EXTRACT PROVIDED:
↓

Background information
- Born: David Lutalo 8 March 1986 (age 40) Luwero, Uganda
- Origin: Luwero
- Genres: Afro pop, Afrobeat, Ugandan Vocalist
- Occupations: Singer, Song Writer & Composer
- Years active: 2007–present
- Label: Da Hares
- Website: www.davidlutalomusic.com

= David Lutalo =

Ugandan musician

David Lutalo (born 8 March 1986), is a Ugandan musician, artist and performer from East Africa, who rose to fame fifteen years back with his hit Kapapaala in 2008, released under his own Record Label "Da Hares". He started recording music in 2008 and has several solo songs to his name as well as several collaborations with Eddy Kenzo, Bebe Cool, and Goodlyfe Crew, Solid Star.

Lutalo is known by Uganda's music audiences for his distinct, high-toned, sharp voice which has made him a favorite among rural and urban Ugandans. He has been rated in some circles as the unofficial Ugandan musician of the year in 2014. In 2013, Lutalo joined hands with Mowzey Radio and Weasle of Goodlyfe Crew and they produced Hellena song. In 2014, he collaborated with a young musician Maro, Mubbi bubi. David Lutalo release song "Kabisi Ka Ndagala" video. In January 2016, he won the Best Male Artist and the Artist of the Year awards at the HiPipo Music Awards ceremony.

↑

DATA SHOWN:
↓

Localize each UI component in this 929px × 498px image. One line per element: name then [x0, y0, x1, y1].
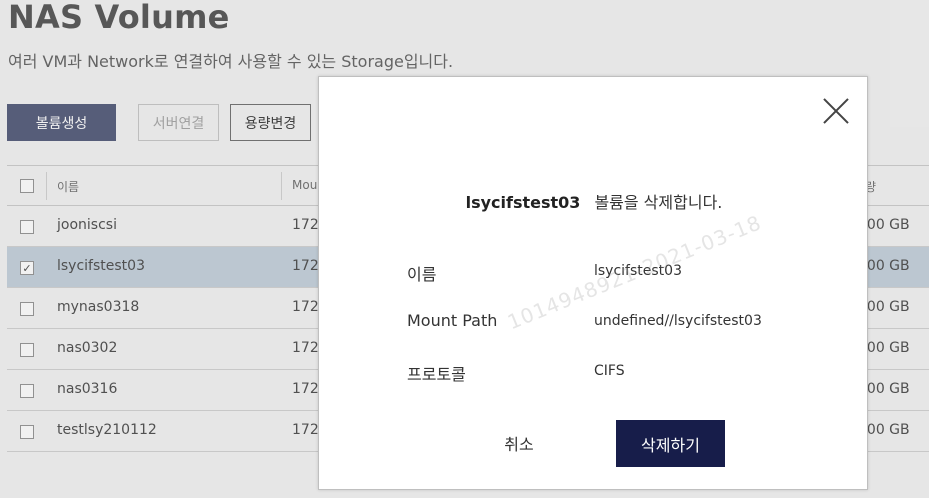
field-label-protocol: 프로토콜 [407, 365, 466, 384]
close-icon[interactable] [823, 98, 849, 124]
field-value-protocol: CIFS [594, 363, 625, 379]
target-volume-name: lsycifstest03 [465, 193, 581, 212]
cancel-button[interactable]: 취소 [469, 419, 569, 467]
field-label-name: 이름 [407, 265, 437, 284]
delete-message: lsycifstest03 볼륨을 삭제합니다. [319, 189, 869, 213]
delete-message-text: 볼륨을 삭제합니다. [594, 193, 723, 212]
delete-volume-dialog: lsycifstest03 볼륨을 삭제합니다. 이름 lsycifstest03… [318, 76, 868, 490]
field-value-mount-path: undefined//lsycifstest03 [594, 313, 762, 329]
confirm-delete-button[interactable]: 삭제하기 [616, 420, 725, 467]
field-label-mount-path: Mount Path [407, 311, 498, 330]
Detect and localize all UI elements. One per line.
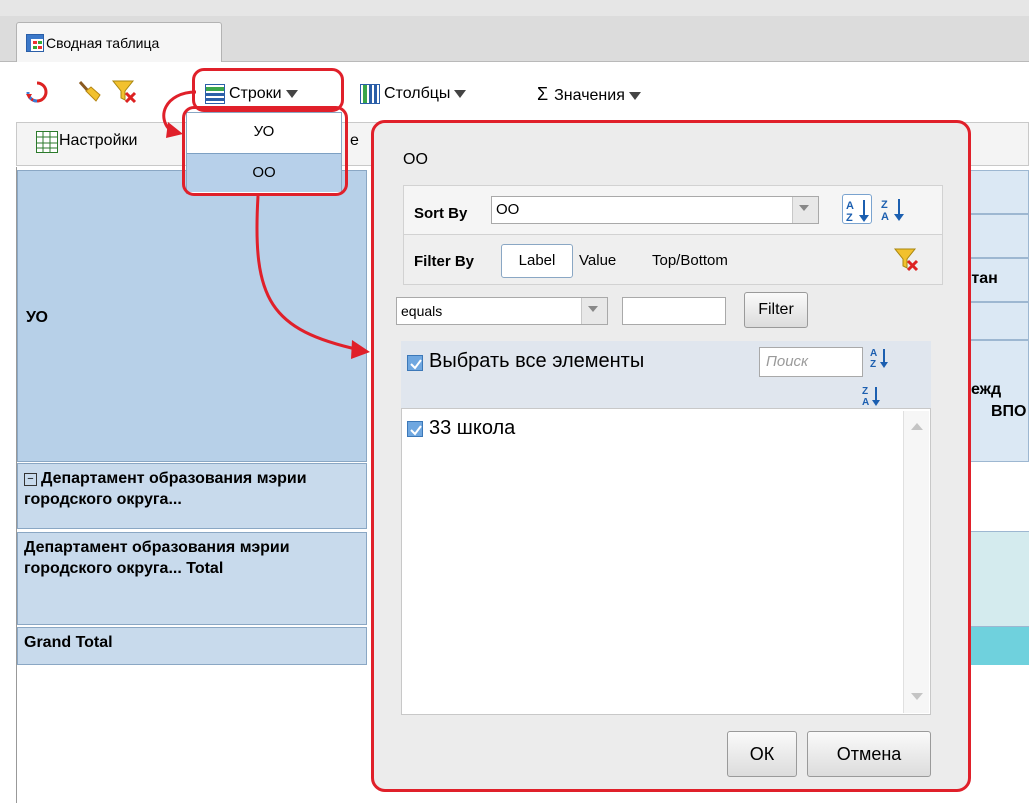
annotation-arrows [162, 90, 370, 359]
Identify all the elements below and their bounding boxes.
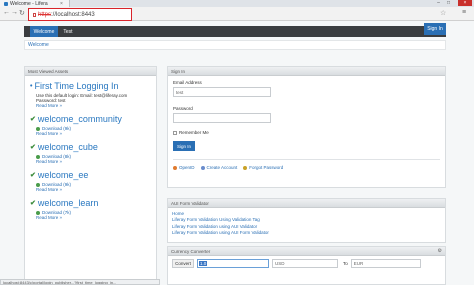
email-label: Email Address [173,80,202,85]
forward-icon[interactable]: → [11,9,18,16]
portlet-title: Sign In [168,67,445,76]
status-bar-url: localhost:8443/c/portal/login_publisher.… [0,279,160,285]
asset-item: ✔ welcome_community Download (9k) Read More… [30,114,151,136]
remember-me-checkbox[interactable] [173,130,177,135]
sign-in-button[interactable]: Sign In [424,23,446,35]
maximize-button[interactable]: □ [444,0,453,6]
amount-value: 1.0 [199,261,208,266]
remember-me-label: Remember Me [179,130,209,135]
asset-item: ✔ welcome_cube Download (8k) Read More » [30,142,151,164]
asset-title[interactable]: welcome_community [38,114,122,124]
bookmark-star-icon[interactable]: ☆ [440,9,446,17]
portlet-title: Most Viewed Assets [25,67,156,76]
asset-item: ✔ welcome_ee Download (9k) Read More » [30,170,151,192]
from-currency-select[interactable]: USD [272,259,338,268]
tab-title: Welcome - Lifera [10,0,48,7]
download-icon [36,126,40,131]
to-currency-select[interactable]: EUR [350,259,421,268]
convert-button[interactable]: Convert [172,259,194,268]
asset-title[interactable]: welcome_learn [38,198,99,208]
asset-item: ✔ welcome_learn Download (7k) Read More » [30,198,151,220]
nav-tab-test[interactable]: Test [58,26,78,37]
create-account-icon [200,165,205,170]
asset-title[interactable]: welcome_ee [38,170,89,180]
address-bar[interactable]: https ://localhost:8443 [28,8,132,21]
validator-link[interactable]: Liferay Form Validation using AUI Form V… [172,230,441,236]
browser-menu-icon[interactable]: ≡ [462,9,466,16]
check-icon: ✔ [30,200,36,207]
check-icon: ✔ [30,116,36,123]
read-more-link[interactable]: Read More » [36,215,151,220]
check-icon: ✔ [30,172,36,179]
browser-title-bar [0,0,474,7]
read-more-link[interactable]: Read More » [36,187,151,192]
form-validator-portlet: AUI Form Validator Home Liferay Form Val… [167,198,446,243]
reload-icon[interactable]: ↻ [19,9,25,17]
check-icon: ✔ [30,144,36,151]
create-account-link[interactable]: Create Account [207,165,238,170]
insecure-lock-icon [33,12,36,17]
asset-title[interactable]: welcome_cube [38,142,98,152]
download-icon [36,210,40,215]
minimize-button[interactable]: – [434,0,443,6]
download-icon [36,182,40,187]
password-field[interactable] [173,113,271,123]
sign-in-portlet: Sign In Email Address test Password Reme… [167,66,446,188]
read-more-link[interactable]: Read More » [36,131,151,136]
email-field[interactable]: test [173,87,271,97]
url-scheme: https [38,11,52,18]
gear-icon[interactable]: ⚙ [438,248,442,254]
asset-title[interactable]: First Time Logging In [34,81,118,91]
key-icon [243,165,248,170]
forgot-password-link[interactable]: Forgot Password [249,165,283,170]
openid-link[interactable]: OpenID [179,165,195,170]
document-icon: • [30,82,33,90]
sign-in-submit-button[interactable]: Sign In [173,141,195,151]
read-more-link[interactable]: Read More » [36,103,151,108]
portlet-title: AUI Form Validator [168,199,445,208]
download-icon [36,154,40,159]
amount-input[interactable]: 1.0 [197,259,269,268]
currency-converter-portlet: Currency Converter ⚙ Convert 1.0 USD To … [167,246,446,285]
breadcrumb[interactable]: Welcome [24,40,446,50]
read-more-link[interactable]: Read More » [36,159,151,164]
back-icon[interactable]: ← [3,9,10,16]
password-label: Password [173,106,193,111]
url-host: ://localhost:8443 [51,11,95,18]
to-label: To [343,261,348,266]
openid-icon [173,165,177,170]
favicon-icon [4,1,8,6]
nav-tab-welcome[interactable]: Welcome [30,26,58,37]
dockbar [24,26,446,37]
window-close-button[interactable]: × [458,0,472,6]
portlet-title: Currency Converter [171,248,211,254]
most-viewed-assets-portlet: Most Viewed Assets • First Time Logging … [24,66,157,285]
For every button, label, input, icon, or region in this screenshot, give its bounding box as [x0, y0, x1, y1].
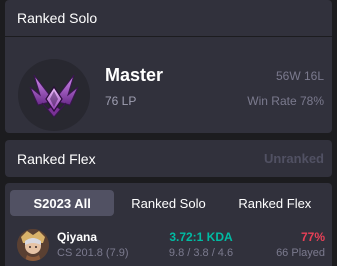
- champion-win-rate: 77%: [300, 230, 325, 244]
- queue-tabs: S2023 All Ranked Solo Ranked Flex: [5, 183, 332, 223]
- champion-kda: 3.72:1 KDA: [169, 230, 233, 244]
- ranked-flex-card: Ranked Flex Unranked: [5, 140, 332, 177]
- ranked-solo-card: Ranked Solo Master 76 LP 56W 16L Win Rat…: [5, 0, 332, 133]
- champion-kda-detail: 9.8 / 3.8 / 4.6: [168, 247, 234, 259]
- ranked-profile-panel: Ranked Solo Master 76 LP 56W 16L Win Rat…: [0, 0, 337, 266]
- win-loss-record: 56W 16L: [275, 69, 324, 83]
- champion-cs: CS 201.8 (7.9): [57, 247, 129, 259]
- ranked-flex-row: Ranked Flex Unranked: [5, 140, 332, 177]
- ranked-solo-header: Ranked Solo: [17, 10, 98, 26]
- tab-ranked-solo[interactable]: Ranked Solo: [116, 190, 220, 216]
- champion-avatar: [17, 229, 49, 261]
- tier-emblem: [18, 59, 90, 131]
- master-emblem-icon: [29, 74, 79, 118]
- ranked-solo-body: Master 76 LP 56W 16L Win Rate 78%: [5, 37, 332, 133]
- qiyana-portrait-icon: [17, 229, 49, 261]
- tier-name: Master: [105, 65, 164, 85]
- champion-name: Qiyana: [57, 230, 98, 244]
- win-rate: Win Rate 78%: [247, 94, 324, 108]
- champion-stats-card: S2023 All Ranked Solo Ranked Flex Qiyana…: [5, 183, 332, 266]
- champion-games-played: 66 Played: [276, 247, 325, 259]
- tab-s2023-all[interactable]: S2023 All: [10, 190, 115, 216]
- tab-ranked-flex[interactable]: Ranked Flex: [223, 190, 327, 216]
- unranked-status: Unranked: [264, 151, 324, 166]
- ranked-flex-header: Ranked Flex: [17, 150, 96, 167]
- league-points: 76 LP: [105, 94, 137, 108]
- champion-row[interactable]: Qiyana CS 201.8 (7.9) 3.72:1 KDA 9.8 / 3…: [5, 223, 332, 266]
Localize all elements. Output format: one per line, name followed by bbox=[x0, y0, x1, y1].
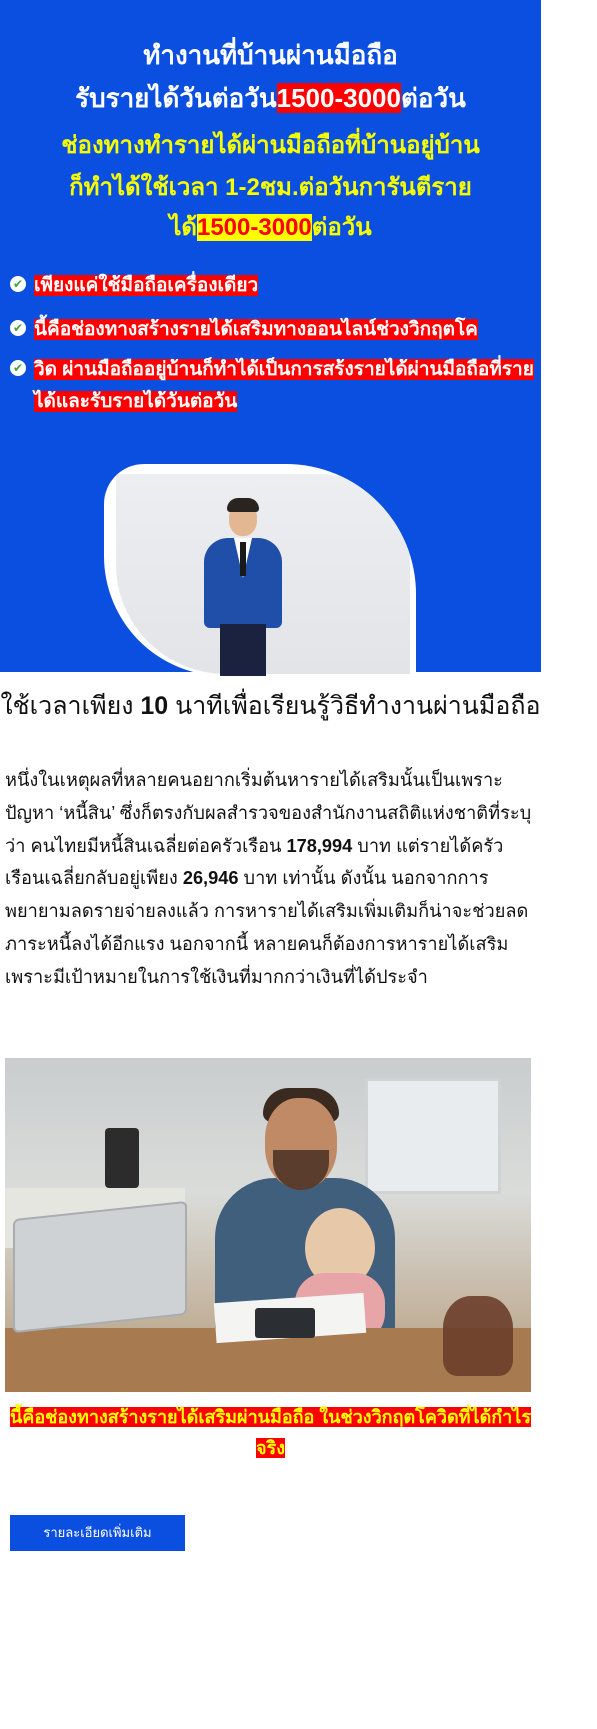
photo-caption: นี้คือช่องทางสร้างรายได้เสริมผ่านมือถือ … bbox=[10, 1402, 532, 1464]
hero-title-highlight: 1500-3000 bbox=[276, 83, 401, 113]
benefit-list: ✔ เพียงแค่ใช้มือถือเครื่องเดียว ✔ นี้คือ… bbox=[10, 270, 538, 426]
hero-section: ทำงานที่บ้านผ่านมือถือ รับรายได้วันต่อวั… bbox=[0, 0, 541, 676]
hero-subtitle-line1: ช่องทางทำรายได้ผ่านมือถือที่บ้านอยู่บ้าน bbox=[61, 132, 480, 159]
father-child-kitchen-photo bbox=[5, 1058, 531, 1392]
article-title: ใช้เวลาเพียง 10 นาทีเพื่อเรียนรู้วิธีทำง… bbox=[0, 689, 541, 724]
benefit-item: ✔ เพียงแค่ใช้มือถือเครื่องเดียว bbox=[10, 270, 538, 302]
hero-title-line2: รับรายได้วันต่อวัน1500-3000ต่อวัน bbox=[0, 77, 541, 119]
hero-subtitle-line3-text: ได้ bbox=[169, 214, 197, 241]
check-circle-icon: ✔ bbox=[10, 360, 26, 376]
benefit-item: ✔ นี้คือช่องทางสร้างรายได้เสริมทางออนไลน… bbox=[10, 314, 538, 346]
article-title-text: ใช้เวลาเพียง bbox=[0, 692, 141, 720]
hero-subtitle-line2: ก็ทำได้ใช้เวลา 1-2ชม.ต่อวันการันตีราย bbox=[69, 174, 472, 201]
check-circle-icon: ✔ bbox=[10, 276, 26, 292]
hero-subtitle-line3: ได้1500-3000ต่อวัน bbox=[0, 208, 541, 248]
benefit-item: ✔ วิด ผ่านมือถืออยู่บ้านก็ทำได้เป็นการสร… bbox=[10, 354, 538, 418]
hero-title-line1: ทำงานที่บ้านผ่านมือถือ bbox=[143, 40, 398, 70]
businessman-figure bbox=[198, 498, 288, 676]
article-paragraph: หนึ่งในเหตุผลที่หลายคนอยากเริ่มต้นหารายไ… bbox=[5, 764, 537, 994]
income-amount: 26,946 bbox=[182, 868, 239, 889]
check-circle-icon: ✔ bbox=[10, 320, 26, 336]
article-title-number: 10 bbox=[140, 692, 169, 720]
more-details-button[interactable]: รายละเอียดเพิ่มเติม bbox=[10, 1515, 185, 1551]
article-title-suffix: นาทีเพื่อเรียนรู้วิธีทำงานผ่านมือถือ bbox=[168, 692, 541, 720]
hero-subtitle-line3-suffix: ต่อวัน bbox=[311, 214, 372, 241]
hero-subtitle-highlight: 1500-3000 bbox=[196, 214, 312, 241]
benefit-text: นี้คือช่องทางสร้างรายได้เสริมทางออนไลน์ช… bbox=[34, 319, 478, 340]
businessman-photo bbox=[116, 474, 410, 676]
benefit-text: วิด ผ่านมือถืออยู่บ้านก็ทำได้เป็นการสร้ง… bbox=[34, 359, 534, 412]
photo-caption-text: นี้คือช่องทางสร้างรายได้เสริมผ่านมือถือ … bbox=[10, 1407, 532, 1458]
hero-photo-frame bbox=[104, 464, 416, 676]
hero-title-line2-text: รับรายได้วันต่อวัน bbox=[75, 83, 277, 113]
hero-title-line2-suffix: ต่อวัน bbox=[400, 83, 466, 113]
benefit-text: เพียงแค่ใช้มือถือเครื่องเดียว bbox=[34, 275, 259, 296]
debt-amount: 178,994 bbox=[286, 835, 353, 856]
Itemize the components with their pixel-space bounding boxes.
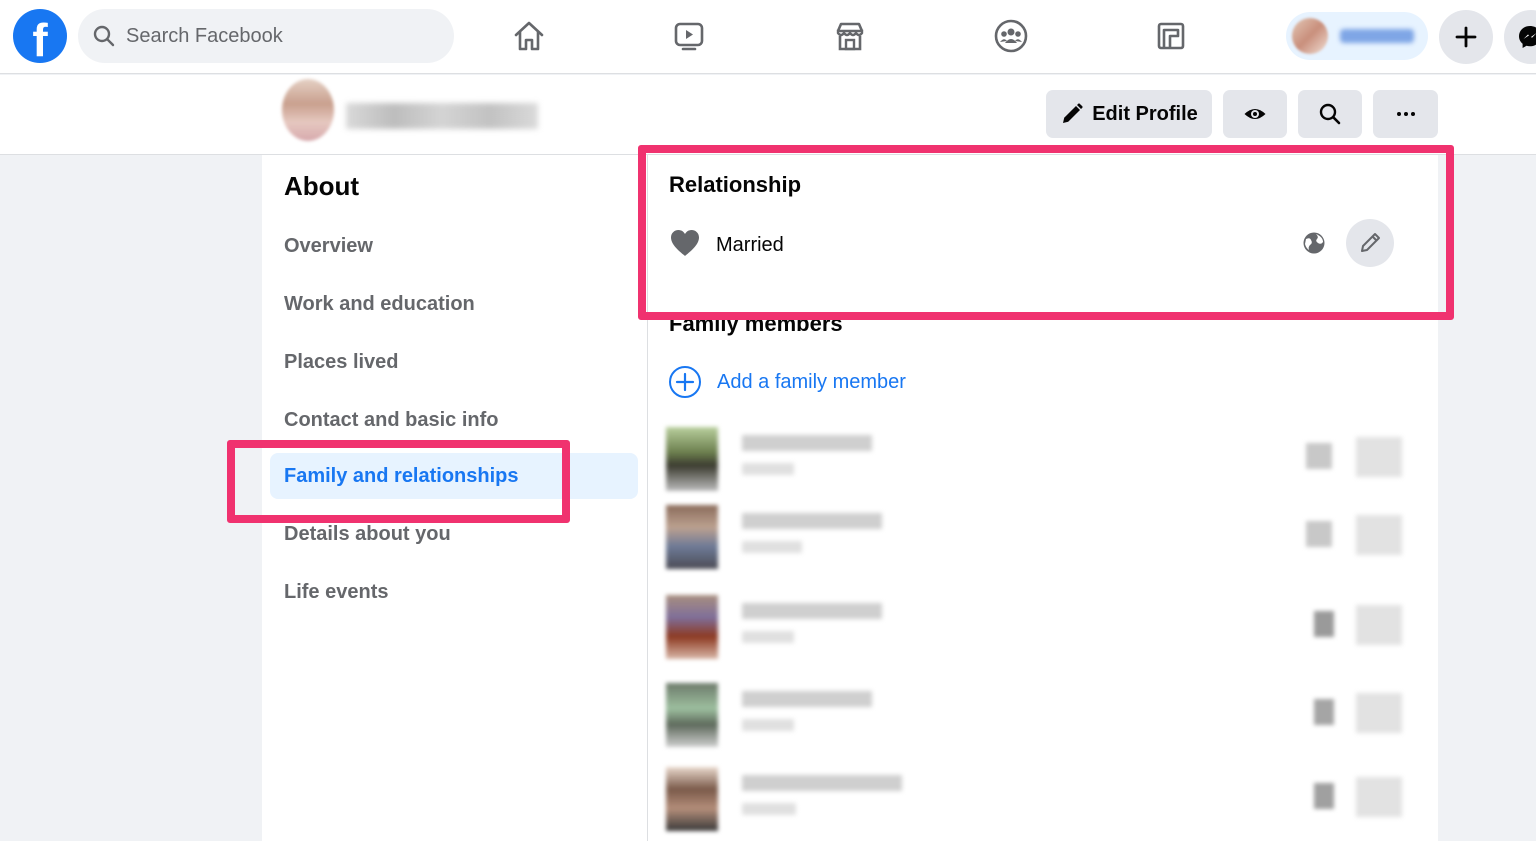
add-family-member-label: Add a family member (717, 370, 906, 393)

↑

REQUIRED WORK:
(a) In the listing, copy every line from the one containing "- champion-win-rate: 77%: [300, 230, 325, 244]" through the one containing "- champion-games-played: 66", keeping each line unchanged.
(b) Pick up the text on the Ugandan musician David Lutalo right after its last sentence and carry it on.

ANSWERS GIVEN:
(a)
- champion-win-rate: 77%: [300, 230, 325, 244]
- queue-tabs: S2023 All Ranked Solo Ranked Flex: [5, 183, 332, 223]
- champion-kda: 3.72:1 KDA: [169, 230, 233, 244]
- ranked-flex-card: Ranked Flex Unranked: [5, 140, 332, 177]
- ranked-solo-card: Ranked Solo Master 76 LP 56W 16L Win Rat…: [5, 0, 332, 133]
- champion-kda-detail: 9.8 / 3.8 / 4.6: [168, 247, 234, 259]
- ranked-profile-panel: Ranked Solo Master 76 LP 56W 16L Win Rat…: [0, 0, 337, 266]
- win-loss-record: 56W 16L: [275, 69, 324, 83]
- champion-cs: CS 201.8 (7.9): [57, 247, 129, 259]
- ranked-flex-row: Ranked Flex Unranked: [5, 140, 332, 177]
- ranked-solo-header: Ranked Solo: [17, 10, 98, 26]
- tab-ranked-solo[interactable]: Ranked Solo: [116, 190, 220, 216]
- champion-avatar: [17, 229, 49, 261]
- tier-emblem: [18, 59, 90, 131]
- master-emblem-icon: [29, 74, 79, 118]
- ranked-solo-body: Master 76 LP 56W 16L Win Rate 78%: [5, 37, 332, 133]
- qiyana-portrait-icon: [17, 229, 49, 261]
- tier-name: Master: [105, 65, 164, 85]
- champion-name: Qiyana: [57, 230, 98, 244]
- win-rate: Win Rate 78%: [247, 94, 324, 108]
- champion-stats-card: S2023 All Ranked Solo Ranked Flex Qiyana…: [5, 183, 332, 266]
- champion-games-played: 66 Played: [276, 247, 325, 259]

(b)
==Early life and education background==
David Lutalo, was born to Luggya Robinson (father) and Mastula Nassazi (mother) in Luweero district and is well known for his ability to sing fluently in Luganda language, Swahili language, and some bit English Language. He attended quite a number of schools like Kikunyu Primary school, Balitta Lwogi Primary School where he attained his Primary Leaving Examination (PLE), then he joined Kasana Town Academy Luwero for his high school studies, where he attained his Uganda Certificate of Education (UCE), and after David went to Busisa Grammar for his A-Level education but he left school without completing his A-level.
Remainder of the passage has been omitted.